**GIVEN PROBLEM:**
Transcribe every line of the data below character for character, omitting the pictures.

— BEGIN —

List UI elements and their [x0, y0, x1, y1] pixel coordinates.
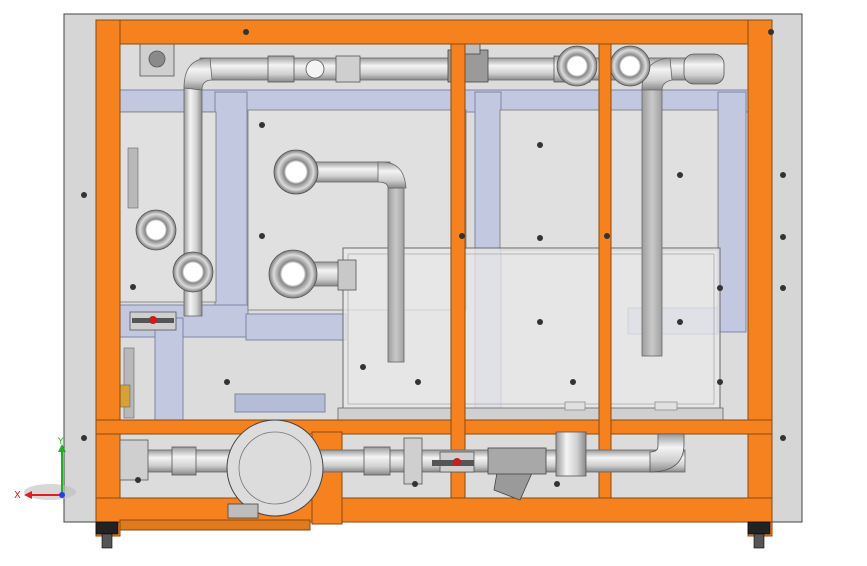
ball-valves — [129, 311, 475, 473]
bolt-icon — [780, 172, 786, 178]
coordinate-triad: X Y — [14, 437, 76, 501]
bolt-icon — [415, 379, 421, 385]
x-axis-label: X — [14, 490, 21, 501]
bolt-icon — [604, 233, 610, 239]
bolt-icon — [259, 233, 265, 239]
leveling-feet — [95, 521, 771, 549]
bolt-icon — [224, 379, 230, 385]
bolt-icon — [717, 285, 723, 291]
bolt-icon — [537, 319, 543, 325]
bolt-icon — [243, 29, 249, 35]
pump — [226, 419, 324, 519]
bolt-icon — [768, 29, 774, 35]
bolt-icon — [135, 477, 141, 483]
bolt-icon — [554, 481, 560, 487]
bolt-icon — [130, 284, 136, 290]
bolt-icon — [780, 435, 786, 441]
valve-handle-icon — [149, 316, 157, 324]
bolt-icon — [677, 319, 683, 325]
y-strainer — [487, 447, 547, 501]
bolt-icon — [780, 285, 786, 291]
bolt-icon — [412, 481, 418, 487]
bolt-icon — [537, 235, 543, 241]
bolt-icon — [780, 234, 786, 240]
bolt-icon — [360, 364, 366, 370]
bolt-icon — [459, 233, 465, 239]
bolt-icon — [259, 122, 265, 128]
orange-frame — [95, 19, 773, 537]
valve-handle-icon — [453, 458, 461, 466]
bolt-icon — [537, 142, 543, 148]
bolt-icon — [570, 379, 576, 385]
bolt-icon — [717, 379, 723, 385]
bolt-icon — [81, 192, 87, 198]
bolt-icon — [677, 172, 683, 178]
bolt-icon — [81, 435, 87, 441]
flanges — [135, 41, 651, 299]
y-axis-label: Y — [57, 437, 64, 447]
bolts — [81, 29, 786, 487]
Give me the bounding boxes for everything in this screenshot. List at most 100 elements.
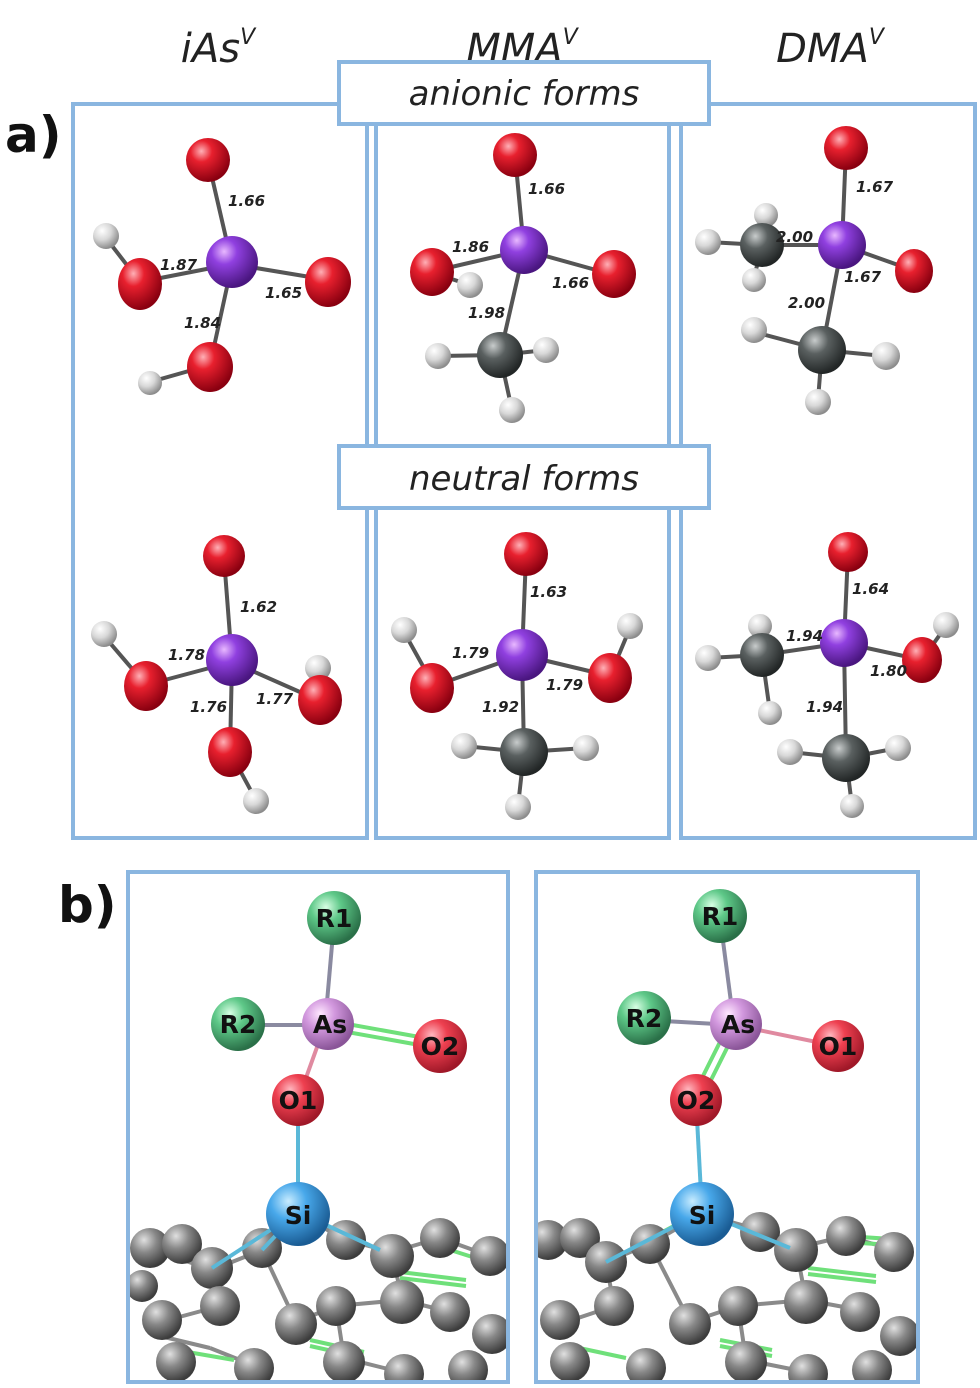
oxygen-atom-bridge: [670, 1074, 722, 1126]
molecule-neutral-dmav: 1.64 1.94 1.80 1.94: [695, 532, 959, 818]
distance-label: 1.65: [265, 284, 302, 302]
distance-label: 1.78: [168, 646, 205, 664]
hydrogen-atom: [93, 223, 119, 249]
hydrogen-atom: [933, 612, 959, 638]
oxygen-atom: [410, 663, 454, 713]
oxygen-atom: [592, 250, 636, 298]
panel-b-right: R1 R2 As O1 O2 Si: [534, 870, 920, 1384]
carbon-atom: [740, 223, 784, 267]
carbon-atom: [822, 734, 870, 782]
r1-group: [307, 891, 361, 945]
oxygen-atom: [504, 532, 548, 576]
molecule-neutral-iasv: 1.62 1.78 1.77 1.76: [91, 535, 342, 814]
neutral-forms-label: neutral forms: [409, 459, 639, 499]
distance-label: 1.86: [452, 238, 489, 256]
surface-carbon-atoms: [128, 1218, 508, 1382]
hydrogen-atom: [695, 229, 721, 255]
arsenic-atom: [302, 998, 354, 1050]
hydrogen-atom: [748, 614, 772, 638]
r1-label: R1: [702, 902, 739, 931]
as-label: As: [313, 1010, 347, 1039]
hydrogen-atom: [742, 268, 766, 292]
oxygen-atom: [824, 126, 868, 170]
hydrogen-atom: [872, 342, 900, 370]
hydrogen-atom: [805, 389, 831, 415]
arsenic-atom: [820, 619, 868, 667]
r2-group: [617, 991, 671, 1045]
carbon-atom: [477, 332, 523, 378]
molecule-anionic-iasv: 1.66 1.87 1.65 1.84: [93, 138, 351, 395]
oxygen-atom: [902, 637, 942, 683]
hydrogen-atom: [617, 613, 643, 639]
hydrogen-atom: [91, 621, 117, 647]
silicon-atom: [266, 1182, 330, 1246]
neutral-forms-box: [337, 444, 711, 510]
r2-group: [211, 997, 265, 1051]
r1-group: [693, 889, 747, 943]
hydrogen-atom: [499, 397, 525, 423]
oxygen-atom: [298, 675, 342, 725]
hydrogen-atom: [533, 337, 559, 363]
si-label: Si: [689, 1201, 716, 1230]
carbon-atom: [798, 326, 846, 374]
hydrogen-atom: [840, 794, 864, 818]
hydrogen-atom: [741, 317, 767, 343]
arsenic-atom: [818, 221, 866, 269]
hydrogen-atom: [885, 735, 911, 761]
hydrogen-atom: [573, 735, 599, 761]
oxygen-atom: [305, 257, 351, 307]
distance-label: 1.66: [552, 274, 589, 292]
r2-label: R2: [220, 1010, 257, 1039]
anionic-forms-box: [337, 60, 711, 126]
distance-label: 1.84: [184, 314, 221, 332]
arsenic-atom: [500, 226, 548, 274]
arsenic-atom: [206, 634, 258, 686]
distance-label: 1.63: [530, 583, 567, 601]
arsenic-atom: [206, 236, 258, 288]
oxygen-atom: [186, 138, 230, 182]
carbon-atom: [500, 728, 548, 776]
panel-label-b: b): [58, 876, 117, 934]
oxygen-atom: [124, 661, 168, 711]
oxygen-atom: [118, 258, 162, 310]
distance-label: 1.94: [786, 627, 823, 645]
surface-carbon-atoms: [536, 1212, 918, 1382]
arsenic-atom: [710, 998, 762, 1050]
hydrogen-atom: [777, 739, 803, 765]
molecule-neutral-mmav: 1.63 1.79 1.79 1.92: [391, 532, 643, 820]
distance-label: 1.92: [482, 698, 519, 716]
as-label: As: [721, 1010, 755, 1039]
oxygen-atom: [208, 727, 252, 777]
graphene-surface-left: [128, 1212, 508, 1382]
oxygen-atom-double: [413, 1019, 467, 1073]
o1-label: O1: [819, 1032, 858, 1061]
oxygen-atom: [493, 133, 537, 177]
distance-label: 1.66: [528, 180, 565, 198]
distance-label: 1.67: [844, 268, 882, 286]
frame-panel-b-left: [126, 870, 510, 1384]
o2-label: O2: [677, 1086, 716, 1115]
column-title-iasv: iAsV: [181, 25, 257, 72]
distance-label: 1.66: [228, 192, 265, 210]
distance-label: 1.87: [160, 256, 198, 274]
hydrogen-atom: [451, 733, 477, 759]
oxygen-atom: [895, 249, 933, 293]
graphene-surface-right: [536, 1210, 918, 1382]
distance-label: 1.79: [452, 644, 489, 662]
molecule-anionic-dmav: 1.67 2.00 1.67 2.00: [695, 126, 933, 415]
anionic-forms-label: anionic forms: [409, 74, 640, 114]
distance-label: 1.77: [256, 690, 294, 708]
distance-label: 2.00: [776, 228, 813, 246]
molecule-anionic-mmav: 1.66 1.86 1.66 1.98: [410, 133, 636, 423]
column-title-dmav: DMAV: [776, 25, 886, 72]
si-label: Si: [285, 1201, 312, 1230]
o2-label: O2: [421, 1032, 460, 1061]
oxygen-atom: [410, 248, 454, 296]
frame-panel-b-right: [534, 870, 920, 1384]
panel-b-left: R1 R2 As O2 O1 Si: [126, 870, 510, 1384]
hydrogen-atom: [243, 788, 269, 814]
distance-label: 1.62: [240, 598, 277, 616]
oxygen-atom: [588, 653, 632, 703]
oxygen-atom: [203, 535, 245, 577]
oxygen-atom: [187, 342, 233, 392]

— END —

**RESPONSE BELOW:**
List UI elements and their [x0, y0, x1, y1] pixel coordinates.
ball-valves — [129, 311, 475, 473]
bolt-icon — [780, 172, 786, 178]
coordinate-triad: X Y — [14, 437, 76, 501]
bolt-icon — [415, 379, 421, 385]
x-axis-label: X — [14, 490, 21, 501]
bolt-icon — [604, 233, 610, 239]
bolt-icon — [259, 233, 265, 239]
leveling-feet — [95, 521, 771, 549]
bolt-icon — [224, 379, 230, 385]
bolt-icon — [717, 285, 723, 291]
bolt-icon — [537, 319, 543, 325]
bolt-icon — [243, 29, 249, 35]
pump — [226, 419, 324, 519]
bolt-icon — [768, 29, 774, 35]
bolt-icon — [135, 477, 141, 483]
bolt-icon — [554, 481, 560, 487]
bolt-icon — [130, 284, 136, 290]
bolt-icon — [780, 435, 786, 441]
valve-handle-icon — [149, 316, 157, 324]
bolt-icon — [677, 319, 683, 325]
y-strainer — [487, 447, 547, 501]
bolt-icon — [780, 285, 786, 291]
bolt-icon — [412, 481, 418, 487]
bolt-icon — [537, 235, 543, 241]
bolt-icon — [780, 234, 786, 240]
bolt-icon — [360, 364, 366, 370]
bolt-icon — [459, 233, 465, 239]
bolt-icon — [259, 122, 265, 128]
orange-frame — [95, 19, 773, 537]
valve-handle-icon — [453, 458, 461, 466]
bolt-icon — [537, 142, 543, 148]
bolt-icon — [570, 379, 576, 385]
bolt-icon — [717, 379, 723, 385]
bolt-icon — [81, 192, 87, 198]
bolt-icon — [677, 172, 683, 178]
bolt-icon — [81, 435, 87, 441]
flanges — [135, 41, 651, 299]
y-axis-label: Y — [57, 437, 64, 447]
bolts — [81, 29, 786, 487]
Give me the bounding boxes for everything in this screenshot. List at most 100 elements.
oxygen-atom-bridge: [670, 1074, 722, 1126]
molecule-neutral-dmav: 1.64 1.94 1.80 1.94: [695, 532, 959, 818]
distance-label: 1.65: [265, 284, 302, 302]
distance-label: 1.78: [168, 646, 205, 664]
hydrogen-atom: [93, 223, 119, 249]
hydrogen-atom: [933, 612, 959, 638]
oxygen-atom: [410, 663, 454, 713]
oxygen-atom: [592, 250, 636, 298]
panel-b-right: R1 R2 As O1 O2 Si: [534, 870, 920, 1384]
carbon-atom: [740, 223, 784, 267]
carbon-atom: [822, 734, 870, 782]
r1-group: [307, 891, 361, 945]
oxygen-atom: [504, 532, 548, 576]
molecule-neutral-iasv: 1.62 1.78 1.77 1.76: [91, 535, 342, 814]
neutral-forms-label: neutral forms: [409, 459, 639, 499]
distance-label: 1.86: [452, 238, 489, 256]
surface-carbon-atoms: [128, 1218, 508, 1382]
hydrogen-atom: [695, 229, 721, 255]
arsenic-atom: [302, 998, 354, 1050]
hydrogen-atom: [748, 614, 772, 638]
r1-label: R1: [702, 902, 739, 931]
as-label: As: [313, 1010, 347, 1039]
hydrogen-atom: [742, 268, 766, 292]
oxygen-atom: [824, 126, 868, 170]
hydrogen-atom: [872, 342, 900, 370]
hydrogen-atom: [805, 389, 831, 415]
arsenic-atom: [820, 619, 868, 667]
r2-group: [617, 991, 671, 1045]
carbon-atom: [477, 332, 523, 378]
molecule-anionic-iasv: 1.66 1.87 1.65 1.84: [93, 138, 351, 395]
oxygen-atom: [902, 637, 942, 683]
hydrogen-atom: [617, 613, 643, 639]
hydrogen-atom: [91, 621, 117, 647]
silicon-atom: [266, 1182, 330, 1246]
neutral-forms-box: [337, 444, 711, 510]
r2-group: [211, 997, 265, 1051]
r1-group: [693, 889, 747, 943]
hydrogen-atom: [499, 397, 525, 423]
oxygen-atom: [298, 675, 342, 725]
hydrogen-atom: [533, 337, 559, 363]
si-label: Si: [689, 1201, 716, 1230]
carbon-atom: [798, 326, 846, 374]
hydrogen-atom: [840, 794, 864, 818]
hydrogen-atom: [741, 317, 767, 343]
arsenic-atom: [818, 221, 866, 269]
hydrogen-atom: [885, 735, 911, 761]
hydrogen-atom: [573, 735, 599, 761]
oxygen-atom: [305, 257, 351, 307]
distance-label: 1.66: [552, 274, 589, 292]
r2-label: R2: [220, 1010, 257, 1039]
anionic-forms-box: [337, 60, 711, 126]
distance-label: 1.84: [184, 314, 221, 332]
arsenic-atom: [500, 226, 548, 274]
arsenic-atom: [206, 634, 258, 686]
distance-label: 1.63: [530, 583, 567, 601]
arsenic-atom: [206, 236, 258, 288]
oxygen-atom: [186, 138, 230, 182]
carbon-atom: [500, 728, 548, 776]
panel-label-b: b): [58, 876, 117, 934]
oxygen-atom: [124, 661, 168, 711]
oxygen-atom: [118, 258, 162, 310]
distance-label: 1.94: [786, 627, 823, 645]
surface-carbon-atoms: [536, 1212, 918, 1382]
arsenic-atom: [710, 998, 762, 1050]
hydrogen-atom: [777, 739, 803, 765]
molecule-neutral-mmav: 1.63 1.79 1.79 1.92: [391, 532, 643, 820]
distance-label: 1.92: [482, 698, 519, 716]
as-label: As: [721, 1010, 755, 1039]
oxygen-atom: [208, 727, 252, 777]
graphene-surface-left: [128, 1212, 508, 1382]
oxygen-atom-double: [413, 1019, 467, 1073]
o1-label: O1: [819, 1032, 858, 1061]
oxygen-atom: [493, 133, 537, 177]
distance-label: 1.66: [528, 180, 565, 198]
distance-label: 1.67: [844, 268, 882, 286]
frame-panel-b-left: [126, 870, 510, 1384]
o2-label: O2: [677, 1086, 716, 1115]
column-title-iasv: iAsV: [181, 25, 257, 72]
distance-label: 1.66: [228, 192, 265, 210]
distance-label: 1.87: [160, 256, 198, 274]
hydrogen-atom: [451, 733, 477, 759]
oxygen-atom: [895, 249, 933, 293]
graphene-surface-right: [536, 1210, 918, 1382]
distance-label: 1.79: [452, 644, 489, 662]
molecule-anionic-dmav: 1.67 2.00 1.67 2.00: [695, 126, 933, 415]
anionic-forms-label: anionic forms: [409, 74, 640, 114]
distance-label: 1.77: [256, 690, 294, 708]
distance-label: 2.00: [776, 228, 813, 246]
molecule-anionic-mmav: 1.66 1.86 1.66 1.98: [410, 133, 636, 423]
column-title-dmav: DMAV: [776, 25, 886, 72]
si-label: Si: [285, 1201, 312, 1230]
o2-label: O2: [421, 1032, 460, 1061]
oxygen-atom: [410, 248, 454, 296]
frame-panel-b-right: [534, 870, 920, 1384]
panel-b-left: R1 R2 As O2 O1 Si: [126, 870, 510, 1384]
hydrogen-atom: [243, 788, 269, 814]
distance-label: 1.62: [240, 598, 277, 616]
oxygen-atom: [588, 653, 632, 703]
oxygen-atom: [203, 535, 245, 577]
oxygen-atom: [187, 342, 233, 392]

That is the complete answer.